> **SHORT EXERCISE**
Exact repetition of every entry is required.

> **TASK INPUT**

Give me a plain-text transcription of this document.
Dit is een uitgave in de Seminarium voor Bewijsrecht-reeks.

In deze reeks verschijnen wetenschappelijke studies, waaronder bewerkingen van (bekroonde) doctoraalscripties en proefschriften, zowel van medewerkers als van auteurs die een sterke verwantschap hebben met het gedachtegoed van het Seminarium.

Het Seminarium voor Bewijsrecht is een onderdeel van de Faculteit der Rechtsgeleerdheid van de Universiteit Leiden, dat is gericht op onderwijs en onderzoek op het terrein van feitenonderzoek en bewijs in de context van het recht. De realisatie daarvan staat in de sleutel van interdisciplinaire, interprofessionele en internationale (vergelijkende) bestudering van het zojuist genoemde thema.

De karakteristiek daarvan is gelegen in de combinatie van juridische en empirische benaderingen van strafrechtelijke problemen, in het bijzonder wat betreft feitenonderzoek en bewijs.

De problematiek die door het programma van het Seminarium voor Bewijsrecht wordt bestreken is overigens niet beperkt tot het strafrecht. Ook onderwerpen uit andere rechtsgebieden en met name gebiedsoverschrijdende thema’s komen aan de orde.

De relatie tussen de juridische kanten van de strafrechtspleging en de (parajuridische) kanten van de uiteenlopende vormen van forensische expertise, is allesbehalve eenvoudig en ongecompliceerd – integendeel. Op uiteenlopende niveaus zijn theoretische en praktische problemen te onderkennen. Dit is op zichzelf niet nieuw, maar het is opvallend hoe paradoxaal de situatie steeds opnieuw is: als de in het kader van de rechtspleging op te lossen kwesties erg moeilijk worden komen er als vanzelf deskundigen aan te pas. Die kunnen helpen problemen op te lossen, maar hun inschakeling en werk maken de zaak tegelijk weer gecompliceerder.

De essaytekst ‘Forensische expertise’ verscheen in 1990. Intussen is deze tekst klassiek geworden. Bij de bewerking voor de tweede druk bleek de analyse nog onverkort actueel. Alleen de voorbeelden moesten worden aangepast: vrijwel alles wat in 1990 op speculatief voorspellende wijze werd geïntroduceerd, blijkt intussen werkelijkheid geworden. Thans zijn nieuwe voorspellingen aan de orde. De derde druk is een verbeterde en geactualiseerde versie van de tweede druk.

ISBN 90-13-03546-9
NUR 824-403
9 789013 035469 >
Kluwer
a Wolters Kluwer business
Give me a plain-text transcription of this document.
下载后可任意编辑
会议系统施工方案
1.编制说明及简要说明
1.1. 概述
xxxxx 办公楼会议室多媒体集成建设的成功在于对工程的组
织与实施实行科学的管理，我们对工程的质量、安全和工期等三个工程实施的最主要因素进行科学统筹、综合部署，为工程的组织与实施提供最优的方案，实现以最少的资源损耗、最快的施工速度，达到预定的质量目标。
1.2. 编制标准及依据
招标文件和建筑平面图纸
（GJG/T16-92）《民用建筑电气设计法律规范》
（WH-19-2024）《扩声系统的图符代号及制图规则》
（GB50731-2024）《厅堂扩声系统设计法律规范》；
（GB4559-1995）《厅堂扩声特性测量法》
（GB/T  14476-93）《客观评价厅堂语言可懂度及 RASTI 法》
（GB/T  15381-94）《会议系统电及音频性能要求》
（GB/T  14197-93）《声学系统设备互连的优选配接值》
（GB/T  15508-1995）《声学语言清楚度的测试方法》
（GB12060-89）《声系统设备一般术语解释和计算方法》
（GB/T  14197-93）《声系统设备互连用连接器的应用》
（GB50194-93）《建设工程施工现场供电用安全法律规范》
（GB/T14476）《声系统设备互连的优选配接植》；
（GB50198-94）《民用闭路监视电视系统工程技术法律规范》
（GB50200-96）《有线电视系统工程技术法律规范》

> **COMPLETE ANSWER**
Give me a plain-text transcription of this document.
Dit is een uitgave in de Seminarium voor Bewijsrecht-reeks.

In deze reeks verschijnen wetenschappelijke studies, waaronder bewerkingen van (bekroonde) doctoraalscripties en proefschriften, zowel van medewerkers als van auteurs die een sterke verwantschap hebben met het gedachtegoed van het Seminarium.

Het Seminarium voor Bewijsrecht is een onderdeel van de Faculteit der Rechtsgeleerdheid van de Universiteit Leiden, dat is gericht op onderwijs en onderzoek op het terrein van feitenonderzoek en bewijs in de context van het recht. De realisatie daarvan staat in de sleutel van interdisciplinaire, interprofessionele en internationale (vergelijkende) bestudering van het zojuist genoemde thema.

De karakteristiek daarvan is gelegen in de combinatie van juridische en empirische benaderingen van strafrechtelijke problemen, in het bijzonder wat betreft feitenonderzoek en bewijs.

De problematiek die door het programma van het Seminarium voor Bewijsrecht wordt bestreken is overigens niet beperkt tot het strafrecht. Ook onderwerpen uit andere rechtsgebieden en met name gebiedsoverschrijdende thema’s komen aan de orde.

De relatie tussen de juridische kanten van de strafrechtspleging en de (parajuridische) kanten van de uiteenlopende vormen van forensische expertise, is allesbehalve eenvoudig en ongecompliceerd – integendeel. Op uiteenlopende niveaus zijn theoretische en praktische problemen te onderkennen. Dit is op zichzelf niet nieuw, maar het is opvallend hoe paradoxaal de situatie steeds opnieuw is: als de in het kader van de rechtspleging op te lossen kwesties erg moeilijk worden komen er als vanzelf deskundigen aan te pas. Die kunnen helpen problemen op te lossen, maar hun inschakeling en werk maken de zaak tegelijk weer gecompliceerder.

De essaytekst ‘Forensische expertise’ verscheen in 1990. Intussen is deze tekst klassiek geworden. Bij de bewerking voor de tweede druk bleek de analyse nog onverkort actueel. Alleen de voorbeelden moesten worden aangepast: vrijwel alles wat in 1990 op speculatief voorspellende wijze werd geïntroduceerd, blijkt intussen werkelijkheid geworden. Thans zijn nieuwe voorspellingen aan de orde. De derde druk is een verbeterde en geactualiseerde versie van de tweede druk.

ISBN 90-13-03546-9
NUR 824-403
9 789013 035469 >
Kluwer
a Wolters Kluwer business
Give me a plain-text transcription of this document.
下载后可任意编辑
会议系统施工方案
1.编制说明及简要说明
1.1. 概述
xxxxx 办公楼会议室多媒体集成建设的成功在于对工程的组
织与实施实行科学的管理，我们对工程的质量、安全和工期等三个工程实施的最主要因素进行科学统筹、综合部署，为工程的组织与实施提供最优的方案，实现以最少的资源损耗、最快的施工速度，达到预定的质量目标。
1.2. 编制标准及依据
招标文件和建筑平面图纸
（GJG/T16-92）《民用建筑电气设计法律规范》
（WH-19-2024）《扩声系统的图符代号及制图规则》
（GB50731-2024）《厅堂扩声系统设计法律规范》；
（GB4559-1995）《厅堂扩声特性测量法》
（GB/T  14476-93）《客观评价厅堂语言可懂度及 RASTI 法》
（GB/T  15381-94）《会议系统电及音频性能要求》
（GB/T  14197-93）《声学系统设备互连的优选配接值》
（GB/T  15508-1995）《声学语言清楚度的测试方法》
（GB12060-89）《声系统设备一般术语解释和计算方法》
（GB/T  14197-93）《声系统设备互连用连接器的应用》
（GB50194-93）《建设工程施工现场供电用安全法律规范》
（GB/T14476）《声系统设备互连的优选配接植》；
（GB50198-94）《民用闭路监视电视系统工程技术法律规范》
（GB50200-96）《有线电视系统工程技术法律规范》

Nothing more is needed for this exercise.